::: Stored rows :::
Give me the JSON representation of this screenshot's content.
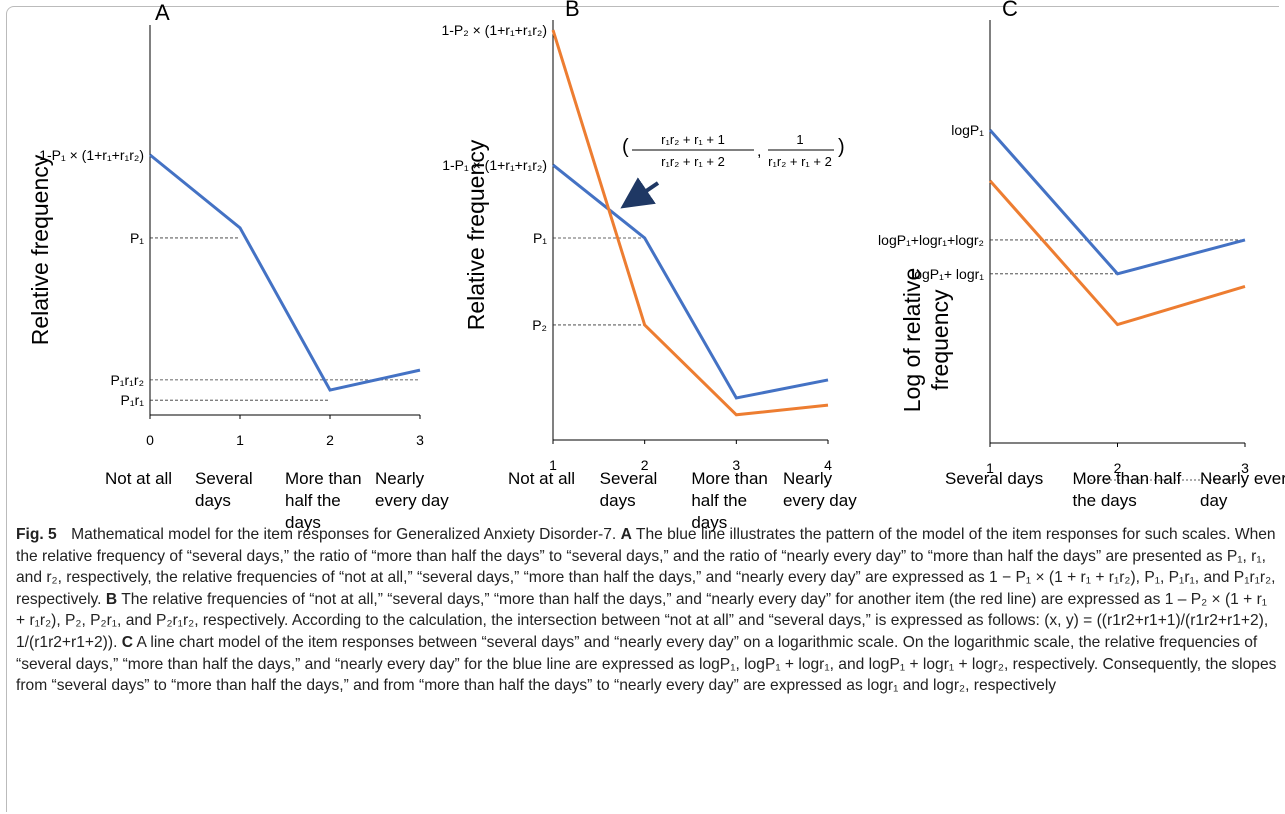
{
  "chart_data": [
    {
      "type": "line",
      "title": "A",
      "ylabel": "Relative frequency",
      "x": [
        0,
        1,
        2,
        3
      ],
      "xlim": [
        0,
        3
      ],
      "xticks": [
        0,
        1,
        2,
        3
      ],
      "ylim": [
        0,
        1
      ],
      "categories": [
        "Not at all",
        "Several days",
        "More than half the days",
        "Nearly every day"
      ],
      "series": [
        {
          "color": "#4472c4",
          "values": [
            0.667,
            0.48,
            0.064,
            0.115
          ]
        }
      ],
      "y_labels": [
        {
          "label": "1-P₁ × (1+r₁+r₁r₂)",
          "value": 0.667
        },
        {
          "label": "P₁",
          "value": 0.454,
          "dashed_to": 1
        },
        {
          "label": "P₁r₁r₂",
          "value": 0.09,
          "dashed_to": 3
        },
        {
          "label": "P₁r₁",
          "value": 0.038,
          "dashed_to": 2
        }
      ]
    },
    {
      "type": "line",
      "title": "B",
      "ylabel": "Relative frequency",
      "x": [
        1,
        2,
        3,
        4
      ],
      "xlim": [
        1,
        4
      ],
      "xticks": [
        1,
        2,
        3,
        4
      ],
      "ylim": [
        0,
        1
      ],
      "categories": [
        "Not at all",
        "Several days",
        "More than half the days",
        "Nearly every day"
      ],
      "series": [
        {
          "color": "#4472c4",
          "values": [
            0.655,
            0.481,
            0.1,
            0.143
          ]
        },
        {
          "color": "#ed7d31",
          "values": [
            0.976,
            0.274,
            0.06,
            0.083
          ]
        }
      ],
      "y_labels": [
        {
          "label": "1-P₂ × (1+r₁+r₁r₂)",
          "value": 0.976
        },
        {
          "label": "1-P₁ × (1+r₁+r₁r₂)",
          "value": 0.655
        },
        {
          "label": "P₁",
          "value": 0.481,
          "dashed_to": 2
        },
        {
          "label": "P₂",
          "value": 0.274,
          "dashed_to": 2
        }
      ],
      "annotation": {
        "x_numerator": "r₁r₂ + r₁ + 1",
        "x_denominator": "r₁r₂ + r₁ + 2",
        "y_numerator": "1",
        "y_denominator": "r₁r₂ + r₁ + 2"
      }
    },
    {
      "type": "line",
      "title": "C",
      "ylabel": "Log of relative frequency",
      "x": [
        1,
        2,
        3
      ],
      "xlim": [
        1,
        3
      ],
      "xticks": [
        1,
        2,
        3
      ],
      "ylim": [
        0,
        1
      ],
      "categories": [
        "Several days",
        "More than half the days",
        "Nearly every day"
      ],
      "series": [
        {
          "color": "#4472c4",
          "values": [
            0.74,
            0.4,
            0.48
          ]
        },
        {
          "color": "#ed7d31",
          "values": [
            0.62,
            0.28,
            0.37
          ]
        }
      ],
      "y_labels": [
        {
          "label": "logP₁",
          "value": 0.74
        },
        {
          "label": "logP₁+logr₁+logr₂",
          "value": 0.48,
          "dashed_to": 3
        },
        {
          "label": "logP₁+ logr₁",
          "value": 0.4,
          "dashed_to": 2
        }
      ]
    }
  ],
  "caption": {
    "label": "Fig. 5",
    "text": "Mathematical model for the item responses for Generalized Anxiety Disorder-7.",
    "parts": [
      {
        "letter": "A",
        "text": "The blue line illustrates the pattern of the model of the item responses for such scales. When the relative frequency of “several days,” the ratio of “more than half the days” to “several days,” and the ratio of “nearly every day” to “more than half the days” are presented as P₁, r₁, and r₂, respectively, the relative frequencies of “not at all,” “several days,” “more than half the days,” and “nearly every day” are expressed as 1 − P₁ × (1 + r₁ + r₁r₂), P₁, P₁r₁, and P₁r₁r₂, respectively."
      },
      {
        "letter": "B",
        "text": "The relative frequencies of “not at all,” “several days,” “more than half the days,” and “nearly every day” for another item (the red line) are expressed as 1 – P₂ × (1 + r₁ + r₁r₂), P₂, P₂r₁, and P₂r₁r₂, respectively. According to the calculation, the intersection between “not at all” and “several days,” is expressed as follows: (x, y) = ((r1r2+r1+1)/(r1r2+r1+2), 1/(r1r2+r1+2))."
      },
      {
        "letter": "C",
        "text": "A line chart model of the item responses between “several days” and “nearly every day” on a logarithmic scale. On the logarithmic scale, the relative frequencies of “several days,” “more than half the days,” and “nearly every day” for the blue line are expressed as logP₁, logP₁ + logr₁, and logP₁ + logr₁ + logr₂, respectively. Consequently, the slopes from “several days” to “more than half the days,” and from “more than half the days” to “nearly every day” are expressed as logr₁ and logr₂, respectively"
      }
    ]
  }
}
:::
| Objective |
Transcribe the material exactly, keeping every word and none of the pictures.

| Expected output |
Give me the JSON representation of this screenshot's content.
{
  "chart_data": [
    {
      "type": "line",
      "title": "A",
      "ylabel": "Relative frequency",
      "x": [
        0,
        1,
        2,
        3
      ],
      "xlim": [
        0,
        3
      ],
      "xticks": [
        0,
        1,
        2,
        3
      ],
      "ylim": [
        0,
        1
      ],
      "categories": [
        "Not at all",
        "Several days",
        "More than half the days",
        "Nearly every day"
      ],
      "series": [
        {
          "color": "#4472c4",
          "values": [
            0.667,
            0.48,
            0.064,
            0.115
          ]
        }
      ],
      "y_labels": [
        {
          "label": "1-P₁ × (1+r₁+r₁r₂)",
          "value": 0.667
        },
        {
          "label": "P₁",
          "value": 0.454,
          "dashed_to": 1
        },
        {
          "label": "P₁r₁r₂",
          "value": 0.09,
          "dashed_to": 3
        },
        {
          "label": "P₁r₁",
          "value": 0.038,
          "dashed_to": 2
        }
      ]
    },
    {
      "type": "line",
      "title": "B",
      "ylabel": "Relative frequency",
      "x": [
        1,
        2,
        3,
        4
      ],
      "xlim": [
        1,
        4
      ],
      "xticks": [
        1,
        2,
        3,
        4
      ],
      "ylim": [
        0,
        1
      ],
      "categories": [
        "Not at all",
        "Several days",
        "More than half the days",
        "Nearly every day"
      ],
      "series": [
        {
          "color": "#4472c4",
          "values": [
            0.655,
            0.481,
            0.1,
            0.143
          ]
        },
        {
          "color": "#ed7d31",
          "values": [
            0.976,
            0.274,
            0.06,
            0.083
          ]
        }
      ],
      "y_labels": [
        {
          "label": "1-P₂ × (1+r₁+r₁r₂)",
          "value": 0.976
        },
        {
          "label": "1-P₁ × (1+r₁+r₁r₂)",
          "value": 0.655
        },
        {
          "label": "P₁",
          "value": 0.481,
          "dashed_to": 2
        },
        {
          "label": "P₂",
          "value": 0.274,
          "dashed_to": 2
        }
      ],
      "annotation": {
        "x_numerator": "r₁r₂ + r₁ + 1",
        "x_denominator": "r₁r₂ + r₁ + 2",
        "y_numerator": "1",
        "y_denominator": "r₁r₂ + r₁ + 2"
      }
    },
    {
      "type": "line",
      "title": "C",
      "ylabel": "Log of relative frequency",
      "x": [
        1,
        2,
        3
      ],
      "xlim": [
        1,
        3
      ],
      "xticks": [
        1,
        2,
        3
      ],
      "ylim": [
        0,
        1
      ],
      "categories": [
        "Several days",
        "More than half the days",
        "Nearly every day"
      ],
      "series": [
        {
          "color": "#4472c4",
          "values": [
            0.74,
            0.4,
            0.48
          ]
        },
        {
          "color": "#ed7d31",
          "values": [
            0.62,
            0.28,
            0.37
          ]
        }
      ],
      "y_labels": [
        {
          "label": "logP₁",
          "value": 0.74
        },
        {
          "label": "logP₁+logr₁+logr₂",
          "value": 0.48,
          "dashed_to": 3
        },
        {
          "label": "logP₁+ logr₁",
          "value": 0.4,
          "dashed_to": 2
        }
      ]
    }
  ],
  "caption": {
    "label": "Fig. 5",
    "text": "Mathematical model for the item responses for Generalized Anxiety Disorder-7.",
    "parts": [
      {
        "letter": "A",
        "text": "The blue line illustrates the pattern of the model of the item responses for such scales. When the relative frequency of “several days,” the ratio of “more than half the days” to “several days,” and the ratio of “nearly every day” to “more than half the days” are presented as P₁, r₁, and r₂, respectively, the relative frequencies of “not at all,” “several days,” “more than half the days,” and “nearly every day” are expressed as 1 − P₁ × (1 + r₁ + r₁r₂), P₁, P₁r₁, and P₁r₁r₂, respectively."
      },
      {
        "letter": "B",
        "text": "The relative frequencies of “not at all,” “several days,” “more than half the days,” and “nearly every day” for another item (the red line) are expressed as 1 – P₂ × (1 + r₁ + r₁r₂), P₂, P₂r₁, and P₂r₁r₂, respectively. According to the calculation, the intersection between “not at all” and “several days,” is expressed as follows: (x, y) = ((r1r2+r1+1)/(r1r2+r1+2), 1/(r1r2+r1+2))."
      },
      {
        "letter": "C",
        "text": "A line chart model of the item responses between “several days” and “nearly every day” on a logarithmic scale. On the logarithmic scale, the relative frequencies of “several days,” “more than half the days,” and “nearly every day” for the blue line are expressed as logP₁, logP₁ + logr₁, and logP₁ + logr₁ + logr₂, respectively. Consequently, the slopes from “several days” to “more than half the days,” and from “more than half the days” to “nearly every day” are expressed as logr₁ and logr₂, respectively"
      }
    ]
  }
}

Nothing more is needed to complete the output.